- _Requirements_
Answer with one number: the count of lines in this material that hold the word "left".

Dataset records
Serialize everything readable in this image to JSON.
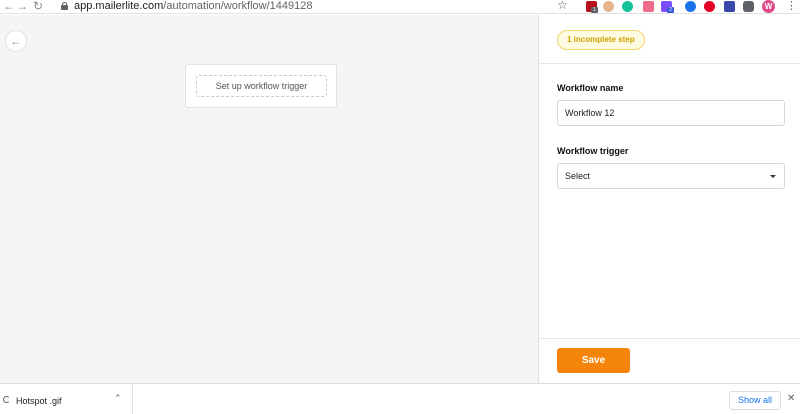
{
  "browser": {
    "url_host": "app.mailerlite.com",
    "url_path": "/automation/workflow/1449128",
    "extension_badges": [
      "1",
      "2"
    ],
    "profile_initial": "W"
  },
  "icons": {
    "back": "arrow-left-icon",
    "forward": "arrow-right-icon",
    "reload": "reload-icon",
    "lock": "lock-icon",
    "star": "star-icon",
    "menu": "kebab-menu-icon",
    "canvas_back": "arrow-left-icon",
    "select_caret": "caret-down-icon",
    "download_file": "file-icon",
    "chevron_up": "chevron-up-icon",
    "close": "close-icon"
  },
  "colors": {
    "save": "#f5850a",
    "badge_border": "#f5d46b",
    "badge_text": "#c9a100",
    "show_all": "#1a73e8"
  },
  "canvas": {
    "trigger_button_label": "Set up workflow trigger"
  },
  "panel": {
    "status_badge": "1 incomplete step",
    "workflow_name_label": "Workflow name",
    "workflow_name_value": "Workflow 12",
    "workflow_trigger_label": "Workflow trigger",
    "workflow_trigger_value": "Select",
    "save_label": "Save"
  },
  "downloads": {
    "file_name": "Hotspot .gif",
    "show_all_label": "Show all"
  }
}
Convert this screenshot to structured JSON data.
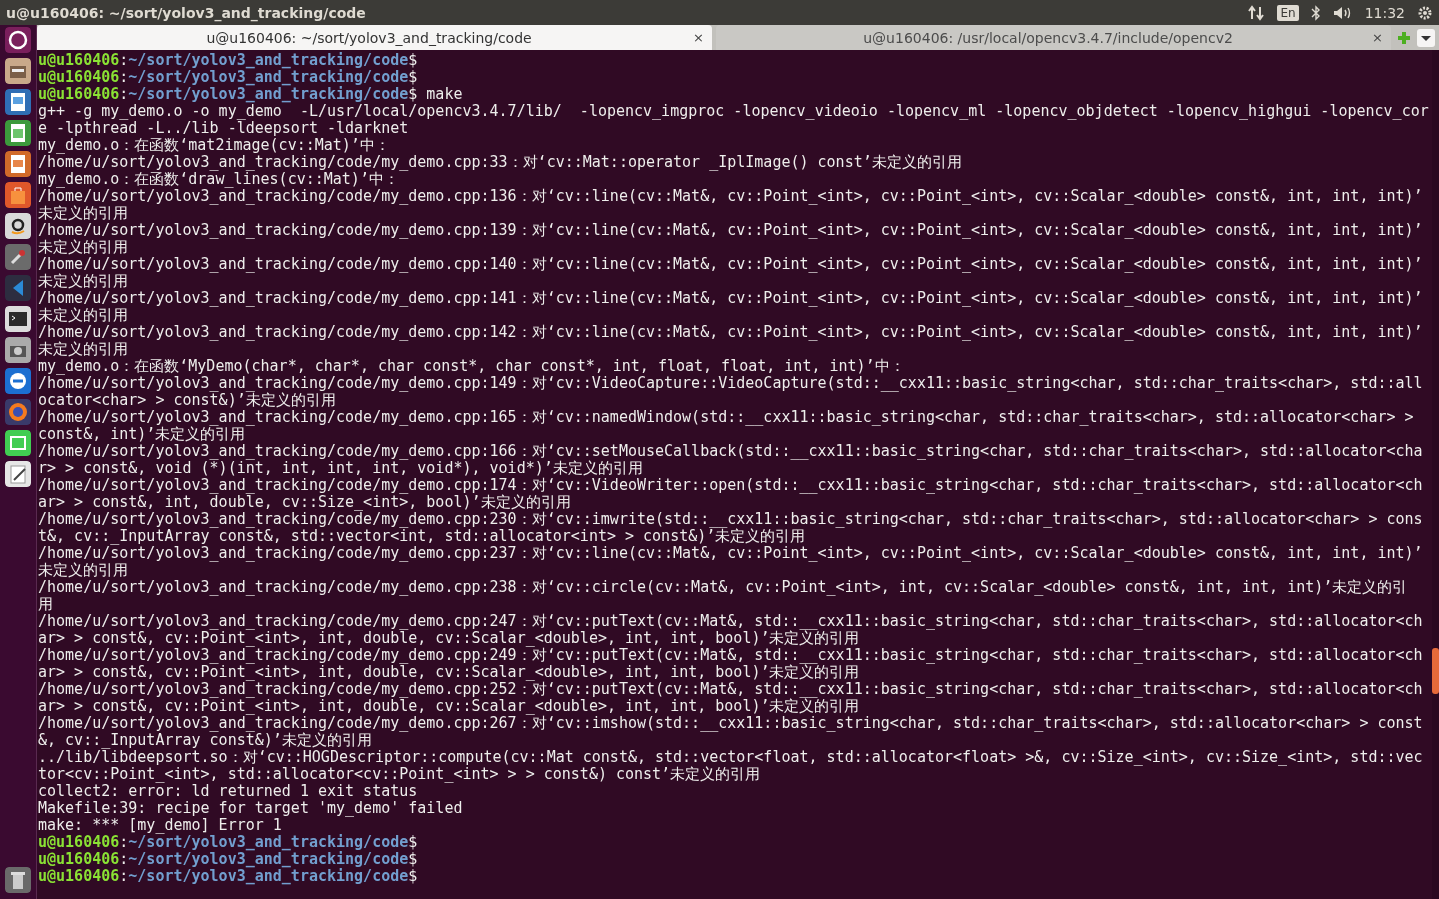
{
  "top_panel": {
    "title": "u@u160406: ~/sort/yolov3_and_tracking/code",
    "keyboard_layout": "En",
    "time": "11:32"
  },
  "tabs": [
    {
      "title": "u@u160406: ~/sort/yolov3_and_tracking/code",
      "close": "×",
      "selected": true
    },
    {
      "title": "u@u160406: /usr/local/opencv3.4.7/include/opencv2",
      "close": "×",
      "selected": false
    }
  ],
  "terminal": {
    "lines": [
      {
        "kind": "prompt",
        "user": "u@u160406",
        "separator": ":",
        "path": "~/sort/yolov3_and_tracking/code",
        "symbol": "$"
      },
      {
        "kind": "prompt",
        "user": "u@u160406",
        "separator": ":",
        "path": "~/sort/yolov3_and_tracking/code",
        "symbol": "$"
      },
      {
        "kind": "prompt",
        "user": "u@u160406",
        "separator": ":",
        "path": "~/sort/yolov3_and_tracking/code",
        "symbol": "$",
        "command": "make"
      },
      {
        "kind": "output",
        "text": "g++ -g my_demo.o -o my_demo  -L/usr/local/opencv3.4.7/lib/  -lopencv_imgproc -lopencv_videoio -lopencv_ml -lopencv_objdetect -lopencv_highgui -lopencv_cor"
      },
      {
        "kind": "output",
        "text": "e -lpthread -L../lib -ldeepsort -ldarknet"
      },
      {
        "kind": "output",
        "text": "my_demo.o：在函数‘mat2image(cv::Mat)’中："
      },
      {
        "kind": "output",
        "text": "/home/u/sort/yolov3_and_tracking/code/my_demo.cpp:33：对‘cv::Mat::operator _IplImage() const’未定义的引用"
      },
      {
        "kind": "output",
        "text": "my_demo.o：在函数‘draw_lines(cv::Mat)’中："
      },
      {
        "kind": "output",
        "text": "/home/u/sort/yolov3_and_tracking/code/my_demo.cpp:136：对‘cv::line(cv::Mat&, cv::Point_<int>, cv::Point_<int>, cv::Scalar_<double> const&, int, int, int)’"
      },
      {
        "kind": "output",
        "text": "未定义的引用"
      },
      {
        "kind": "output",
        "text": "/home/u/sort/yolov3_and_tracking/code/my_demo.cpp:139：对‘cv::line(cv::Mat&, cv::Point_<int>, cv::Point_<int>, cv::Scalar_<double> const&, int, int, int)’"
      },
      {
        "kind": "output",
        "text": "未定义的引用"
      },
      {
        "kind": "output",
        "text": "/home/u/sort/yolov3_and_tracking/code/my_demo.cpp:140：对‘cv::line(cv::Mat&, cv::Point_<int>, cv::Point_<int>, cv::Scalar_<double> const&, int, int, int)’"
      },
      {
        "kind": "output",
        "text": "未定义的引用"
      },
      {
        "kind": "output",
        "text": "/home/u/sort/yolov3_and_tracking/code/my_demo.cpp:141：对‘cv::line(cv::Mat&, cv::Point_<int>, cv::Point_<int>, cv::Scalar_<double> const&, int, int, int)’"
      },
      {
        "kind": "output",
        "text": "未定义的引用"
      },
      {
        "kind": "output",
        "text": "/home/u/sort/yolov3_and_tracking/code/my_demo.cpp:142：对‘cv::line(cv::Mat&, cv::Point_<int>, cv::Point_<int>, cv::Scalar_<double> const&, int, int, int)’"
      },
      {
        "kind": "output",
        "text": "未定义的引用"
      },
      {
        "kind": "output",
        "text": "my_demo.o：在函数‘MyDemo(char*, char*, char const*, char const*, int, float, float, int, int)’中："
      },
      {
        "kind": "output",
        "text": "/home/u/sort/yolov3_and_tracking/code/my_demo.cpp:149：对‘cv::VideoCapture::VideoCapture(std::__cxx11::basic_string<char, std::char_traits<char>, std::all"
      },
      {
        "kind": "output",
        "text": "ocator<char> > const&)’未定义的引用"
      },
      {
        "kind": "output",
        "text": "/home/u/sort/yolov3_and_tracking/code/my_demo.cpp:165：对‘cv::namedWindow(std::__cxx11::basic_string<char, std::char_traits<char>, std::allocator<char> >"
      },
      {
        "kind": "output",
        "text": "const&, int)’未定义的引用"
      },
      {
        "kind": "output",
        "text": "/home/u/sort/yolov3_and_tracking/code/my_demo.cpp:166：对‘cv::setMouseCallback(std::__cxx11::basic_string<char, std::char_traits<char>, std::allocator<cha"
      },
      {
        "kind": "output",
        "text": "r> > const&, void (*)(int, int, int, int, void*), void*)’未定义的引用"
      },
      {
        "kind": "output",
        "text": "/home/u/sort/yolov3_and_tracking/code/my_demo.cpp:174：对‘cv::VideoWriter::open(std::__cxx11::basic_string<char, std::char_traits<char>, std::allocator<ch"
      },
      {
        "kind": "output",
        "text": "ar> > const&, int, double, cv::Size_<int>, bool)’未定义的引用"
      },
      {
        "kind": "output",
        "text": "/home/u/sort/yolov3_and_tracking/code/my_demo.cpp:230：对‘cv::imwrite(std::__cxx11::basic_string<char, std::char_traits<char>, std::allocator<char> > cons"
      },
      {
        "kind": "output",
        "text": "t&, cv::_InputArray const&, std::vector<int, std::allocator<int> > const&)’未定义的引用"
      },
      {
        "kind": "output",
        "text": "/home/u/sort/yolov3_and_tracking/code/my_demo.cpp:237：对‘cv::line(cv::Mat&, cv::Point_<int>, cv::Point_<int>, cv::Scalar_<double> const&, int, int, int)’"
      },
      {
        "kind": "output",
        "text": "未定义的引用"
      },
      {
        "kind": "output",
        "text": "/home/u/sort/yolov3_and_tracking/code/my_demo.cpp:238：对‘cv::circle(cv::Mat&, cv::Point_<int>, int, cv::Scalar_<double> const&, int, int, int)’未定义的引"
      },
      {
        "kind": "output",
        "text": "用"
      },
      {
        "kind": "output",
        "text": "/home/u/sort/yolov3_and_tracking/code/my_demo.cpp:247：对‘cv::putText(cv::Mat&, std::__cxx11::basic_string<char, std::char_traits<char>, std::allocator<ch"
      },
      {
        "kind": "output",
        "text": "ar> > const&, cv::Point_<int>, int, double, cv::Scalar_<double>, int, int, bool)’未定义的引用"
      },
      {
        "kind": "output",
        "text": "/home/u/sort/yolov3_and_tracking/code/my_demo.cpp:249：对‘cv::putText(cv::Mat&, std::__cxx11::basic_string<char, std::char_traits<char>, std::allocator<ch"
      },
      {
        "kind": "output",
        "text": "ar> > const&, cv::Point_<int>, int, double, cv::Scalar_<double>, int, int, bool)’未定义的引用"
      },
      {
        "kind": "output",
        "text": "/home/u/sort/yolov3_and_tracking/code/my_demo.cpp:252：对‘cv::putText(cv::Mat&, std::__cxx11::basic_string<char, std::char_traits<char>, std::allocator<ch"
      },
      {
        "kind": "output",
        "text": "ar> > const&, cv::Point_<int>, int, double, cv::Scalar_<double>, int, int, bool)’未定义的引用"
      },
      {
        "kind": "output",
        "text": "/home/u/sort/yolov3_and_tracking/code/my_demo.cpp:267：对‘cv::imshow(std::__cxx11::basic_string<char, std::char_traits<char>, std::allocator<char> > const"
      },
      {
        "kind": "output",
        "text": "&, cv::_InputArray const&)’未定义的引用"
      },
      {
        "kind": "output",
        "text": "../lib/libdeepsort.so：对‘cv::HOGDescriptor::compute(cv::Mat const&, std::vector<float, std::allocator<float> >&, cv::Size_<int>, cv::Size_<int>, std::vec"
      },
      {
        "kind": "output",
        "text": "tor<cv::Point_<int>, std::allocator<cv::Point_<int> > > const&) const’未定义的引用"
      },
      {
        "kind": "output",
        "text": "collect2: error: ld returned 1 exit status"
      },
      {
        "kind": "output",
        "text": "Makefile:39: recipe for target 'my_demo' failed"
      },
      {
        "kind": "output",
        "text": "make: *** [my_demo] Error 1"
      },
      {
        "kind": "prompt",
        "user": "u@u160406",
        "separator": ":",
        "path": "~/sort/yolov3_and_tracking/code",
        "symbol": "$"
      },
      {
        "kind": "prompt",
        "user": "u@u160406",
        "separator": ":",
        "path": "~/sort/yolov3_and_tracking/code",
        "symbol": "$"
      },
      {
        "kind": "prompt",
        "user": "u@u160406",
        "separator": ":",
        "path": "~/sort/yolov3_and_tracking/code",
        "symbol": "$"
      }
    ]
  }
}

- _Solution_
2